Aim of the task.
An exact reproduction of the records is required, with all images left out.
** begin **
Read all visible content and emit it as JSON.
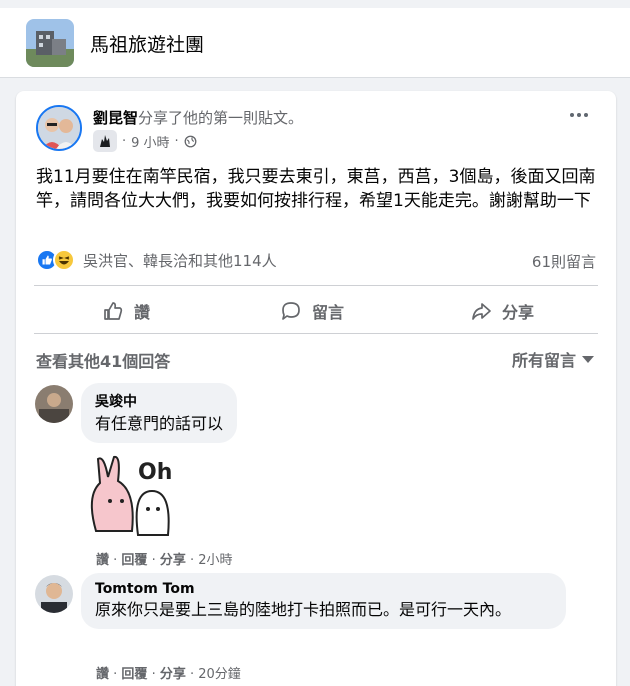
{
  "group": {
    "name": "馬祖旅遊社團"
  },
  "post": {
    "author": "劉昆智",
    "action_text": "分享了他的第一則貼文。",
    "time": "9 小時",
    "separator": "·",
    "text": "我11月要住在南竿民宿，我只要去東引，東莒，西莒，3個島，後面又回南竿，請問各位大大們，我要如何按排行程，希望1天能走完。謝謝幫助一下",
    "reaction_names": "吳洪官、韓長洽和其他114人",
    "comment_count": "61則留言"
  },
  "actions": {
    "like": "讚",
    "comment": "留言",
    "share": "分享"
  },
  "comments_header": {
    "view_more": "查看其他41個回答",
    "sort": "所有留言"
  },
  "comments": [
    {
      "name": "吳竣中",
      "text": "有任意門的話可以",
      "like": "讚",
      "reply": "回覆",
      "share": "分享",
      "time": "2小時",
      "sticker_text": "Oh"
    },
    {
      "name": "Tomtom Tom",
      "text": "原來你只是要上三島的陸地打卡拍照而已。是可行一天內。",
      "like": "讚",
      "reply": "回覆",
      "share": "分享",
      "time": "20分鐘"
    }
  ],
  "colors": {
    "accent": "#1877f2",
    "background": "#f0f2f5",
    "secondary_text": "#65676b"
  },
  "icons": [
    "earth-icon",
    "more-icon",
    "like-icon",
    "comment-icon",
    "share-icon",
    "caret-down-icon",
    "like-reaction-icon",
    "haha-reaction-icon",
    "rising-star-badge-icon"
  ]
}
** end **
The reply.
Read all visible content and emit it as JSON.
{
  "group": {
    "name": "馬祖旅遊社團"
  },
  "post": {
    "author": "劉昆智",
    "action_text": "分享了他的第一則貼文。",
    "time": "9 小時",
    "separator": "·",
    "text": "我11月要住在南竿民宿，我只要去東引，東莒，西莒，3個島，後面又回南竿，請問各位大大們，我要如何按排行程，希望1天能走完。謝謝幫助一下",
    "reaction_names": "吳洪官、韓長洽和其他114人",
    "comment_count": "61則留言"
  },
  "actions": {
    "like": "讚",
    "comment": "留言",
    "share": "分享"
  },
  "comments_header": {
    "view_more": "查看其他41個回答",
    "sort": "所有留言"
  },
  "comments": [
    {
      "name": "吳竣中",
      "text": "有任意門的話可以",
      "like": "讚",
      "reply": "回覆",
      "share": "分享",
      "time": "2小時",
      "sticker_text": "Oh"
    },
    {
      "name": "Tomtom Tom",
      "text": "原來你只是要上三島的陸地打卡拍照而已。是可行一天內。",
      "like": "讚",
      "reply": "回覆",
      "share": "分享",
      "time": "20分鐘"
    }
  ],
  "colors": {
    "accent": "#1877f2",
    "background": "#f0f2f5",
    "secondary_text": "#65676b"
  },
  "icons": [
    "earth-icon",
    "more-icon",
    "like-icon",
    "comment-icon",
    "share-icon",
    "caret-down-icon",
    "like-reaction-icon",
    "haha-reaction-icon",
    "rising-star-badge-icon"
  ]
}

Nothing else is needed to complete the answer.